**REQUIRED WORK**
Reproduce the records below in full and word for word, excluding pictures.

**RECORDS PROVIDED**
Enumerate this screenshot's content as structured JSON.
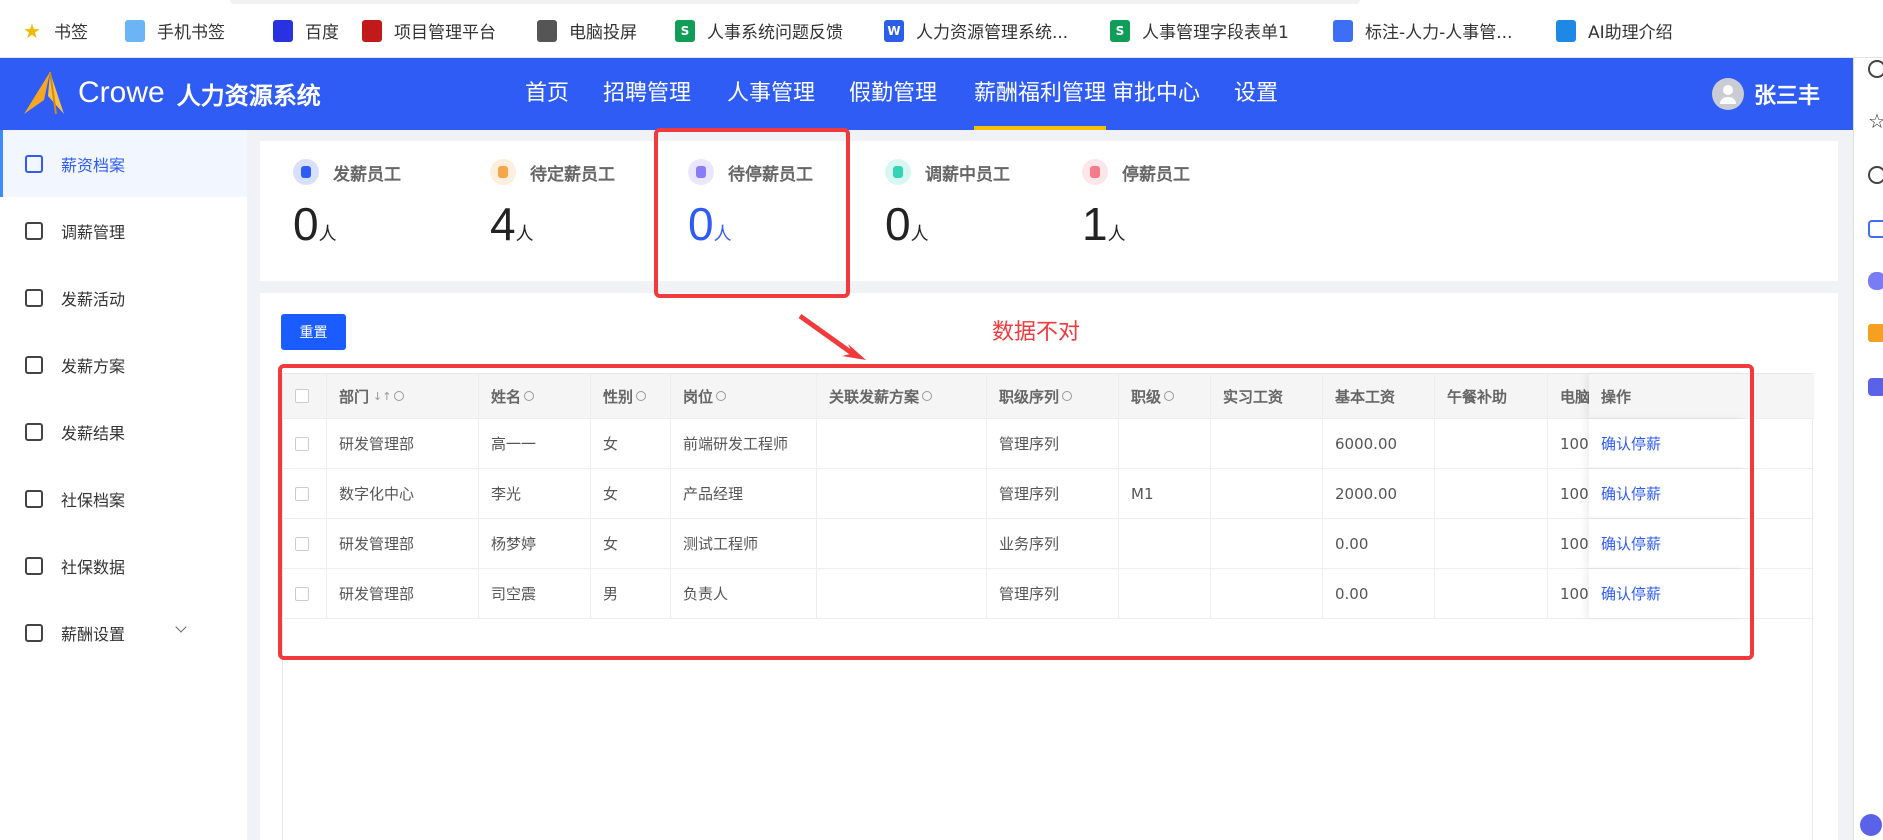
{
  "bookmarks": [
    {
      "label": "书签",
      "icon": "star-icon",
      "color": "#f5b800"
    },
    {
      "label": "手机书签",
      "icon": "phone-icon",
      "color": "#6bb4f5"
    },
    {
      "label": "百度",
      "icon": "baidu-paw-icon",
      "color": "#2932e1"
    },
    {
      "label": "项目管理平台",
      "icon": "redmine-icon",
      "color": "#c21a1a"
    },
    {
      "label": "电脑投屏",
      "icon": "cast-icon",
      "color": "#555555"
    },
    {
      "label": "人事系统问题反馈",
      "icon": "sheet-icon",
      "color": "#0f9d58"
    },
    {
      "label": "人力资源管理系统...",
      "icon": "word-doc-icon",
      "color": "#2b5ee8"
    },
    {
      "label": "人事管理字段表单1",
      "icon": "sheet-icon",
      "color": "#0f9d58"
    },
    {
      "label": "标注-人力-人事管...",
      "icon": "monster-icon",
      "color": "#3d6ff5"
    },
    {
      "label": "AI助理介绍",
      "icon": "doc-icon",
      "color": "#1e88e5"
    }
  ],
  "header": {
    "brand": "Crowe",
    "system": "人力资源系统",
    "nav": [
      "首页",
      "招聘管理",
      "人事管理",
      "假勤管理",
      "薪酬福利管理",
      "审批中心",
      "设置"
    ],
    "active_nav": "薪酬福利管理",
    "user": "张三丰",
    "colors": {
      "bar": "#2f5cf5",
      "active_underline": "#f7c000"
    }
  },
  "sidebar": {
    "items": [
      {
        "label": "薪资档案",
        "active": true
      },
      {
        "label": "调薪管理"
      },
      {
        "label": "发薪活动"
      },
      {
        "label": "发薪方案"
      },
      {
        "label": "发薪结果"
      },
      {
        "label": "社保档案"
      },
      {
        "label": "社保数据"
      },
      {
        "label": "薪酬设置",
        "expandable": true
      }
    ]
  },
  "stats": [
    {
      "label": "发薪员工",
      "value": "0",
      "unit": "人",
      "color": "#2f5cf5"
    },
    {
      "label": "待定薪员工",
      "value": "4",
      "unit": "人",
      "color": "#f5a64a"
    },
    {
      "label": "待停薪员工",
      "value": "0",
      "unit": "人",
      "color": "#8a7cf5"
    },
    {
      "label": "调薪中员工",
      "value": "0",
      "unit": "人",
      "color": "#33d3b5"
    },
    {
      "label": "停薪员工",
      "value": "1",
      "unit": "人",
      "color": "#f57a8a"
    }
  ],
  "toolbar": {
    "reset": "重置"
  },
  "annotation": {
    "note": "数据不对",
    "color": "#f2393b"
  },
  "table": {
    "columns": [
      "部门",
      "姓名",
      "性别",
      "岗位",
      "关联发薪方案",
      "职级序列",
      "职级",
      "实习工资",
      "基本工资",
      "午餐补助",
      "电脑",
      "操作"
    ],
    "sort_glyph": "↓↑",
    "rows": [
      [
        "研发管理部",
        "高一一",
        "女",
        "前端研发工程师",
        "",
        "管理序列",
        "",
        "",
        "6000.00",
        "",
        "100",
        "确认停薪"
      ],
      [
        "数字化中心",
        "李光",
        "女",
        "产品经理",
        "",
        "管理序列",
        "M1",
        "",
        "2000.00",
        "",
        "100",
        "确认停薪"
      ],
      [
        "研发管理部",
        "杨梦婷",
        "女",
        "测试工程师",
        "",
        "业务序列",
        "",
        "",
        "0.00",
        "",
        "100",
        "确认停薪"
      ],
      [
        "研发管理部",
        "司空震",
        "男",
        "负责人",
        "",
        "管理序列",
        "",
        "",
        "0.00",
        "",
        "100",
        "确认停薪"
      ]
    ]
  }
}
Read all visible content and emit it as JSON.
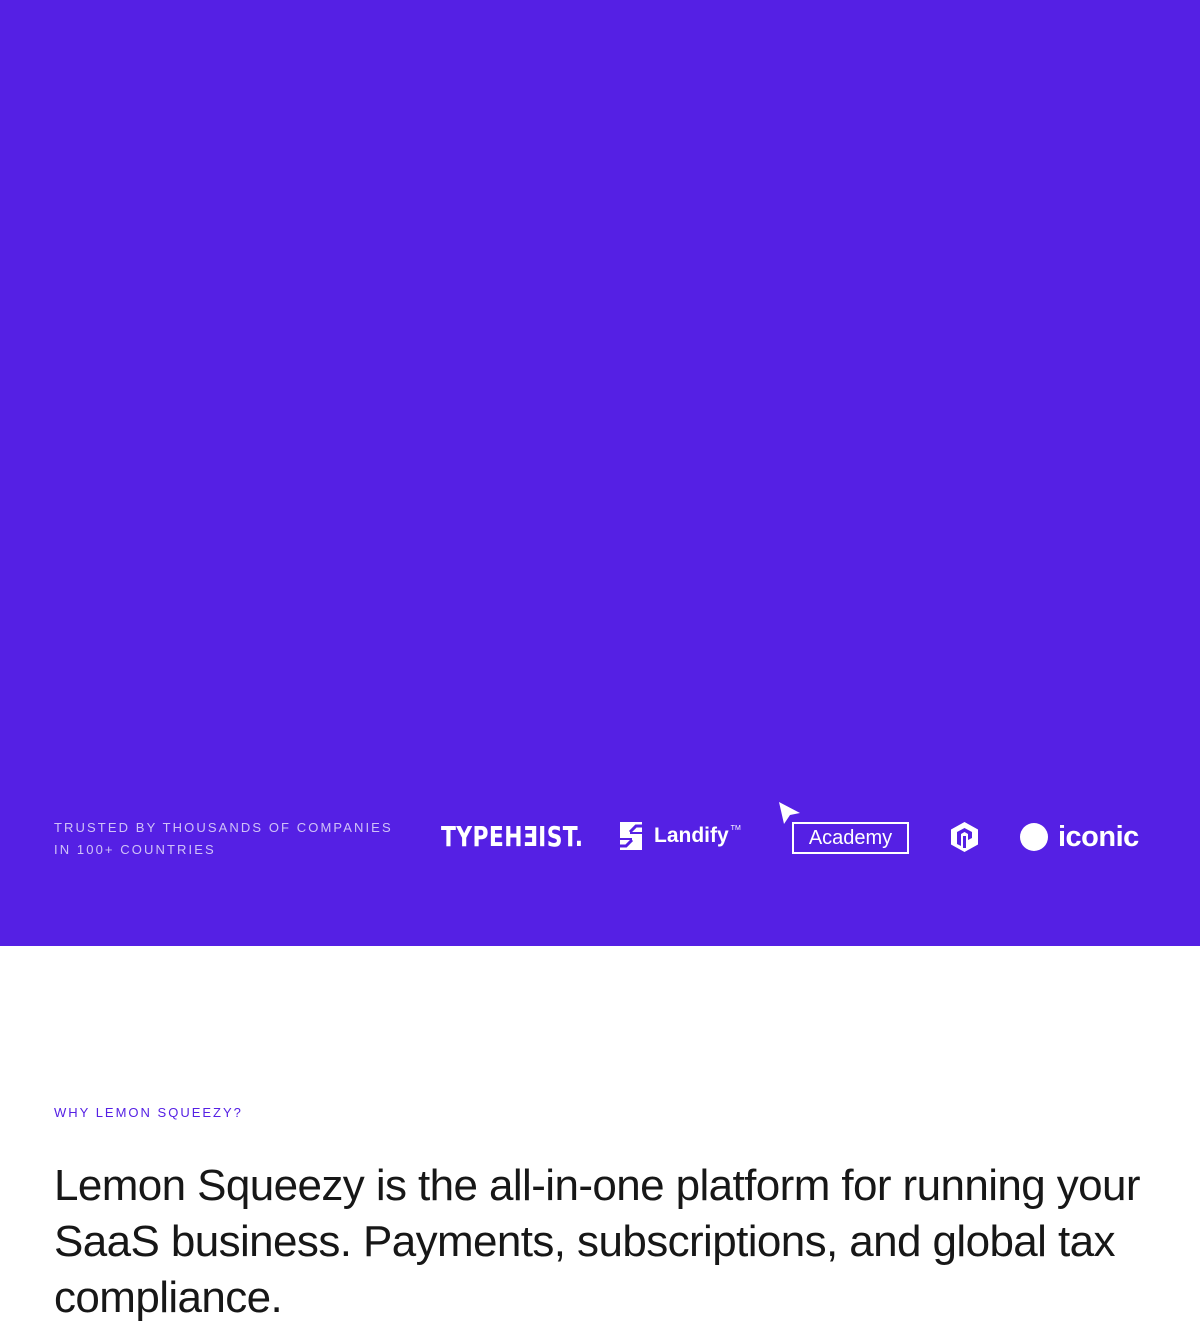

**RESULT FOR THIS TASK**
Enumerate this screenshot's content as structured JSON.
{
  "bookmarks": [
    {
      "label": "书签",
      "icon": "star-icon",
      "color": "#f5b800"
    },
    {
      "label": "手机书签",
      "icon": "phone-icon",
      "color": "#6bb4f5"
    },
    {
      "label": "百度",
      "icon": "baidu-paw-icon",
      "color": "#2932e1"
    },
    {
      "label": "项目管理平台",
      "icon": "redmine-icon",
      "color": "#c21a1a"
    },
    {
      "label": "电脑投屏",
      "icon": "cast-icon",
      "color": "#555555"
    },
    {
      "label": "人事系统问题反馈",
      "icon": "sheet-icon",
      "color": "#0f9d58"
    },
    {
      "label": "人力资源管理系统...",
      "icon": "word-doc-icon",
      "color": "#2b5ee8"
    },
    {
      "label": "人事管理字段表单1",
      "icon": "sheet-icon",
      "color": "#0f9d58"
    },
    {
      "label": "标注-人力-人事管...",
      "icon": "monster-icon",
      "color": "#3d6ff5"
    },
    {
      "label": "AI助理介绍",
      "icon": "doc-icon",
      "color": "#1e88e5"
    }
  ],
  "header": {
    "brand": "Crowe",
    "system": "人力资源系统",
    "nav": [
      "首页",
      "招聘管理",
      "人事管理",
      "假勤管理",
      "薪酬福利管理",
      "审批中心",
      "设置"
    ],
    "active_nav": "薪酬福利管理",
    "user": "张三丰",
    "colors": {
      "bar": "#2f5cf5",
      "active_underline": "#f7c000"
    }
  },
  "sidebar": {
    "items": [
      {
        "label": "薪资档案",
        "active": true
      },
      {
        "label": "调薪管理"
      },
      {
        "label": "发薪活动"
      },
      {
        "label": "发薪方案"
      },
      {
        "label": "发薪结果"
      },
      {
        "label": "社保档案"
      },
      {
        "label": "社保数据"
      },
      {
        "label": "薪酬设置",
        "expandable": true
      }
    ]
  },
  "stats": [
    {
      "label": "发薪员工",
      "value": "0",
      "unit": "人",
      "color": "#2f5cf5"
    },
    {
      "label": "待定薪员工",
      "value": "4",
      "unit": "人",
      "color": "#f5a64a"
    },
    {
      "label": "待停薪员工",
      "value": "0",
      "unit": "人",
      "color": "#8a7cf5"
    },
    {
      "label": "调薪中员工",
      "value": "0",
      "unit": "人",
      "color": "#33d3b5"
    },
    {
      "label": "停薪员工",
      "value": "1",
      "unit": "人",
      "color": "#f57a8a"
    }
  ],
  "toolbar": {
    "reset": "重置"
  },
  "annotation": {
    "note": "数据不对",
    "color": "#f2393b"
  },
  "table": {
    "columns": [
      "部门",
      "姓名",
      "性别",
      "岗位",
      "关联发薪方案",
      "职级序列",
      "职级",
      "实习工资",
      "基本工资",
      "午餐补助",
      "电脑",
      "操作"
    ],
    "sort_glyph": "↓↑",
    "rows": [
      [
        "研发管理部",
        "高一一",
        "女",
        "前端研发工程师",
        "",
        "管理序列",
        "",
        "",
        "6000.00",
        "",
        "100",
        "确认停薪"
      ],
      [
        "数字化中心",
        "李光",
        "女",
        "产品经理",
        "",
        "管理序列",
        "M1",
        "",
        "2000.00",
        "",
        "100",
        "确认停薪"
      ],
      [
        "研发管理部",
        "杨梦婷",
        "女",
        "测试工程师",
        "",
        "业务序列",
        "",
        "",
        "0.00",
        "",
        "100",
        "确认停薪"
      ],
      [
        "研发管理部",
        "司空震",
        "男",
        "负责人",
        "",
        "管理序列",
        "",
        "",
        "0.00",
        "",
        "100",
        "确认停薪"
      ]
    ]
  }
}
Read all visible content and emit it as JSON.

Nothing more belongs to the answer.